WHAT IS REQUIRED: Copy everything in the listing below word for word, apart from any images.
--- START OF EXERCISE INPUTS ---
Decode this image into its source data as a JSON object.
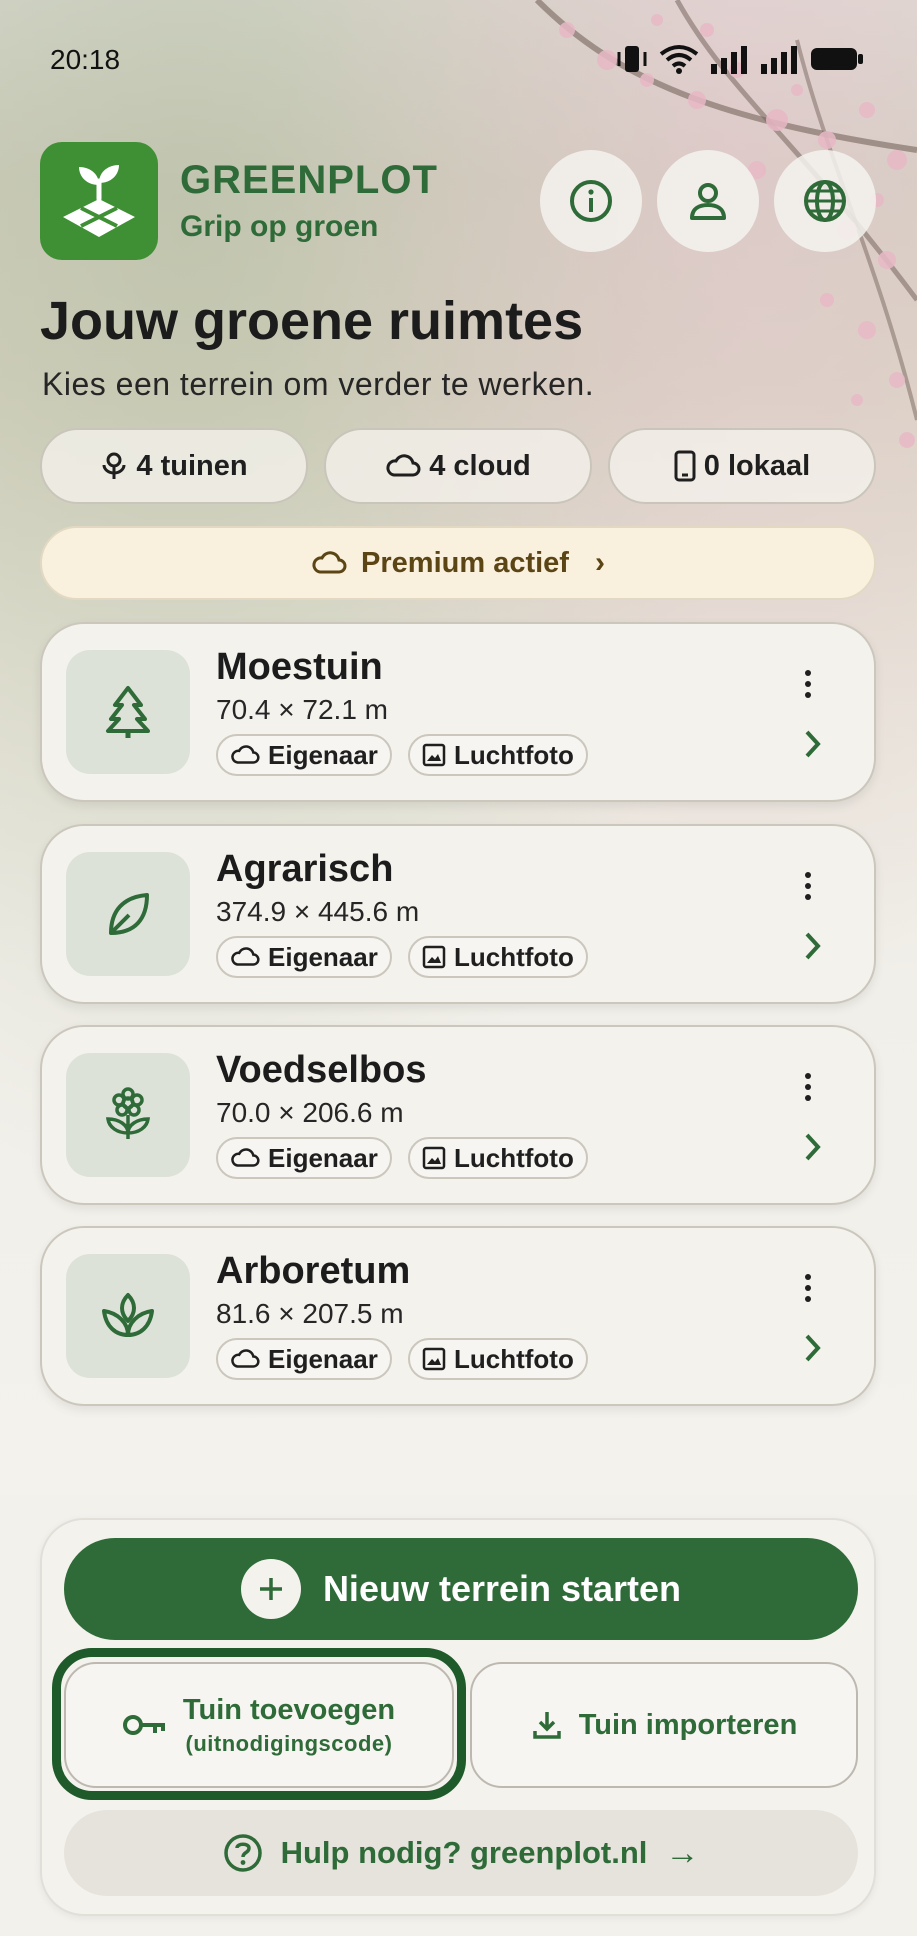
{
  "status_bar": {
    "time": "20:18"
  },
  "app": {
    "name": "GREENPLOT",
    "tagline": "Grip op groen"
  },
  "header_buttons": [
    {
      "icon": "info-icon"
    },
    {
      "icon": "account-icon"
    },
    {
      "icon": "globe-icon"
    }
  ],
  "page": {
    "title": "Jouw groene ruimtes",
    "subtitle": "Kies een terrein om verder te werken."
  },
  "stats": {
    "gardens": "4 tuinen",
    "cloud": "4 cloud",
    "local": "0 lokaal"
  },
  "premium": {
    "label": "Premium actief",
    "chevron": "›"
  },
  "terrains": [
    {
      "name": "Moestuin",
      "dims": "70.4 × 72.1 m",
      "icon": "tree-icon",
      "role": "Eigenaar",
      "layer": "Luchtfoto"
    },
    {
      "name": "Agrarisch",
      "dims": "374.9 × 445.6 m",
      "icon": "leaf-icon",
      "role": "Eigenaar",
      "layer": "Luchtfoto"
    },
    {
      "name": "Voedselbos",
      "dims": "70.0 × 206.6 m",
      "icon": "flower-icon",
      "role": "Eigenaar",
      "layer": "Luchtfoto"
    },
    {
      "name": "Arboretum",
      "dims": "81.6 × 207.5 m",
      "icon": "sprout-icon",
      "role": "Eigenaar",
      "layer": "Luchtfoto"
    }
  ],
  "actions": {
    "new_terrain": "Nieuw terrein starten",
    "add_garden": "Tuin toevoegen",
    "add_garden_sub": "(uitnodigingscode)",
    "import_garden": "Tuin importeren",
    "help": "Hulp nodig? greenplot.nl",
    "help_arrow": "→"
  },
  "colors": {
    "brand_green": "#2e6b38",
    "logo_green": "#3f8f35",
    "premium_bg": "#f9f1de",
    "icon_tile": "#dde2d8"
  }
}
--- END OF EXERCISE INPUTS ---
OUTPUT BELOW:
Decode this image into its source data as a JSON object.
{
  "status_bar": {
    "time": "20:18"
  },
  "app": {
    "name": "GREENPLOT",
    "tagline": "Grip op groen"
  },
  "header_buttons": [
    {
      "icon": "info-icon"
    },
    {
      "icon": "account-icon"
    },
    {
      "icon": "globe-icon"
    }
  ],
  "page": {
    "title": "Jouw groene ruimtes",
    "subtitle": "Kies een terrein om verder te werken."
  },
  "stats": {
    "gardens": "4 tuinen",
    "cloud": "4 cloud",
    "local": "0 lokaal"
  },
  "premium": {
    "label": "Premium actief",
    "chevron": "›"
  },
  "terrains": [
    {
      "name": "Moestuin",
      "dims": "70.4 × 72.1 m",
      "icon": "tree-icon",
      "role": "Eigenaar",
      "layer": "Luchtfoto"
    },
    {
      "name": "Agrarisch",
      "dims": "374.9 × 445.6 m",
      "icon": "leaf-icon",
      "role": "Eigenaar",
      "layer": "Luchtfoto"
    },
    {
      "name": "Voedselbos",
      "dims": "70.0 × 206.6 m",
      "icon": "flower-icon",
      "role": "Eigenaar",
      "layer": "Luchtfoto"
    },
    {
      "name": "Arboretum",
      "dims": "81.6 × 207.5 m",
      "icon": "sprout-icon",
      "role": "Eigenaar",
      "layer": "Luchtfoto"
    }
  ],
  "actions": {
    "new_terrain": "Nieuw terrein starten",
    "add_garden": "Tuin toevoegen",
    "add_garden_sub": "(uitnodigingscode)",
    "import_garden": "Tuin importeren",
    "help": "Hulp nodig? greenplot.nl",
    "help_arrow": "→"
  },
  "colors": {
    "brand_green": "#2e6b38",
    "logo_green": "#3f8f35",
    "premium_bg": "#f9f1de",
    "icon_tile": "#dde2d8"
  }
}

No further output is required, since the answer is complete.